▶ INSTRUCTIONS TO FOLLOW
Lines containing the string "Extract" are to be counted; report the total by itself.

>> Begin

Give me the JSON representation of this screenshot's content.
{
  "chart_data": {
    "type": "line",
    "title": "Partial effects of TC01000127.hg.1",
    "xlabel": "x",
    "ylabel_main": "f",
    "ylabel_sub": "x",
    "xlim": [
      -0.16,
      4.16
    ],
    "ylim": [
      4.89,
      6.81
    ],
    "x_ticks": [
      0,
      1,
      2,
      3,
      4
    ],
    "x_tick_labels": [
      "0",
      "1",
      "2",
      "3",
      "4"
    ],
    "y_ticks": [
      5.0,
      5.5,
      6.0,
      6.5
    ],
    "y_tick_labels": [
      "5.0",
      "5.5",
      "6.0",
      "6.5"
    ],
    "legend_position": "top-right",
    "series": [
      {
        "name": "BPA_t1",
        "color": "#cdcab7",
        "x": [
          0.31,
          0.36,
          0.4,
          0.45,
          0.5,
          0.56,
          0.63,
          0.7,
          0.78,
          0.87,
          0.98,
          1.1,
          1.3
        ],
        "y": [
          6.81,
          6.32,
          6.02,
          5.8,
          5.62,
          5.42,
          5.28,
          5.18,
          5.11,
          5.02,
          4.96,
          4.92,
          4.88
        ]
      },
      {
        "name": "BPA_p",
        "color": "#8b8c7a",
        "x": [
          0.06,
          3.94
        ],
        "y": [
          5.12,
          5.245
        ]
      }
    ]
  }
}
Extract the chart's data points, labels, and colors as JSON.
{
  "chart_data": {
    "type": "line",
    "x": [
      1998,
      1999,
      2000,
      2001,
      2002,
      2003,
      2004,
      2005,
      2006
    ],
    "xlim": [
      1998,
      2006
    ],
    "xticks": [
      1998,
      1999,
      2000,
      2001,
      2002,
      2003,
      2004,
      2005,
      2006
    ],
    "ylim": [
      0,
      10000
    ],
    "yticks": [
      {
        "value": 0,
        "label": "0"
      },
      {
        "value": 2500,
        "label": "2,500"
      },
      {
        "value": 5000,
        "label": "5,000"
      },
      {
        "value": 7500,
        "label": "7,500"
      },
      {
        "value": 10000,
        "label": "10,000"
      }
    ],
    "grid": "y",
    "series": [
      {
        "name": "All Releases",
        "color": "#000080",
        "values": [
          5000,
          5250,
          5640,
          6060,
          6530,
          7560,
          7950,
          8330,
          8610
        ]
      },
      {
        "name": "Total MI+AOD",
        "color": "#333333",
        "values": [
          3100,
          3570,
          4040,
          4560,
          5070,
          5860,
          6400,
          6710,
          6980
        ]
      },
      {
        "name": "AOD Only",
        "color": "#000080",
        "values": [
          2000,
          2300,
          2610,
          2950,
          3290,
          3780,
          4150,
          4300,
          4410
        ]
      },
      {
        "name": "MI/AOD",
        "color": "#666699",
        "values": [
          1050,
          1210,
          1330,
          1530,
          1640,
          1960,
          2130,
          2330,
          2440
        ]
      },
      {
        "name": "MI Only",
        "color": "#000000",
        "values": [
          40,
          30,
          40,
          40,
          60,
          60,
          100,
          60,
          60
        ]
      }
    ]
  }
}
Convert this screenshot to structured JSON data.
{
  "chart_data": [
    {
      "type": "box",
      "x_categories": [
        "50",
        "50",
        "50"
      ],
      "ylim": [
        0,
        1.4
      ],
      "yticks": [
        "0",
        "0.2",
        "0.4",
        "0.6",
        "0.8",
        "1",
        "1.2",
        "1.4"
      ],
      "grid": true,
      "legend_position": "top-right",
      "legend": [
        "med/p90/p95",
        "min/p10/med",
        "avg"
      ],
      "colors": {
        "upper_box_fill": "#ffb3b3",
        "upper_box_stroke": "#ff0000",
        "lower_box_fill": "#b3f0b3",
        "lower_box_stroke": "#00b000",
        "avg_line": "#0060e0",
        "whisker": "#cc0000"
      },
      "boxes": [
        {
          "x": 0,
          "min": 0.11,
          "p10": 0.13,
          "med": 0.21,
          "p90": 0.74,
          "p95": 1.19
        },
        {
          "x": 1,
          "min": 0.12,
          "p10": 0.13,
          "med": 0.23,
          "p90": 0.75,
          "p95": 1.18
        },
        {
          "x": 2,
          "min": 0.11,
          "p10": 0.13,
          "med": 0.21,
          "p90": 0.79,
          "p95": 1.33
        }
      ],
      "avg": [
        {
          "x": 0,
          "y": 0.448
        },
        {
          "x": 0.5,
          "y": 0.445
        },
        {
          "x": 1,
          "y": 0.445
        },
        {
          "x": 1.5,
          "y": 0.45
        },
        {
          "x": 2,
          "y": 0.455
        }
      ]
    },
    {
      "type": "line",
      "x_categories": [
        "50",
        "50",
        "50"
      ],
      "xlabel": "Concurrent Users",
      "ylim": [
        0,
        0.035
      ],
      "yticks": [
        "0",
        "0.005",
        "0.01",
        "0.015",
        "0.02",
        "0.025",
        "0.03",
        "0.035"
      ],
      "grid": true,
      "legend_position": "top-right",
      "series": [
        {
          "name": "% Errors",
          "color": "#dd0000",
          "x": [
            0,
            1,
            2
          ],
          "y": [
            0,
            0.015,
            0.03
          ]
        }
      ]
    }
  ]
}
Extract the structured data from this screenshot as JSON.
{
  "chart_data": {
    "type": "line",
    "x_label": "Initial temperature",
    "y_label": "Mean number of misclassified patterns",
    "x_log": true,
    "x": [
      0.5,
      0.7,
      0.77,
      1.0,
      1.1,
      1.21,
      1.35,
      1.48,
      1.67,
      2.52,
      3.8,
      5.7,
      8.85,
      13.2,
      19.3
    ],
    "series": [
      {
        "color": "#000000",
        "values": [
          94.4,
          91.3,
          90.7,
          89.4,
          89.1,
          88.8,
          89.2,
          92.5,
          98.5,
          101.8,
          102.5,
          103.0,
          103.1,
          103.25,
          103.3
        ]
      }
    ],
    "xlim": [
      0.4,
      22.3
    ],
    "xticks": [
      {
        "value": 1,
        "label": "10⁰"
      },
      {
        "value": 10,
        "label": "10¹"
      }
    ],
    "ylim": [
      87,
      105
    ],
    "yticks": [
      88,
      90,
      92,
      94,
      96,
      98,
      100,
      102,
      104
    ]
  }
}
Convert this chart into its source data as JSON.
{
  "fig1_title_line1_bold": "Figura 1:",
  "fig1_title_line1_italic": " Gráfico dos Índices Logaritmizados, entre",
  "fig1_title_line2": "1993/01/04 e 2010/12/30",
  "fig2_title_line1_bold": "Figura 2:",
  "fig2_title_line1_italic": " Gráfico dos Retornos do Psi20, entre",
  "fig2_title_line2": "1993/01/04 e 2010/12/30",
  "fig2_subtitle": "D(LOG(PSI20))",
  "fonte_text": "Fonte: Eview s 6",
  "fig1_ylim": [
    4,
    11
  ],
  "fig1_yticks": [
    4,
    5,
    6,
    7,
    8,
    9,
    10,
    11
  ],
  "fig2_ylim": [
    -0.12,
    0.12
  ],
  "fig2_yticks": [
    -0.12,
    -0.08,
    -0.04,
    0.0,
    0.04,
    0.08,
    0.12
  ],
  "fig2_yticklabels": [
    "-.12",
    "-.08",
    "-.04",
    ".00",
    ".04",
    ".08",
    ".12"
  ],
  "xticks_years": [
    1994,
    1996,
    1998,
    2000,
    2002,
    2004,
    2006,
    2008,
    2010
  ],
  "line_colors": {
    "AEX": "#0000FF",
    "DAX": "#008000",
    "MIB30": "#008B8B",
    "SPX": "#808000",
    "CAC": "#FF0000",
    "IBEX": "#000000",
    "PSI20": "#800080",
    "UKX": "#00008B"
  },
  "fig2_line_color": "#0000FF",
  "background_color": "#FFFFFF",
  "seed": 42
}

>> End

▶ THE COMPLETED TASK
2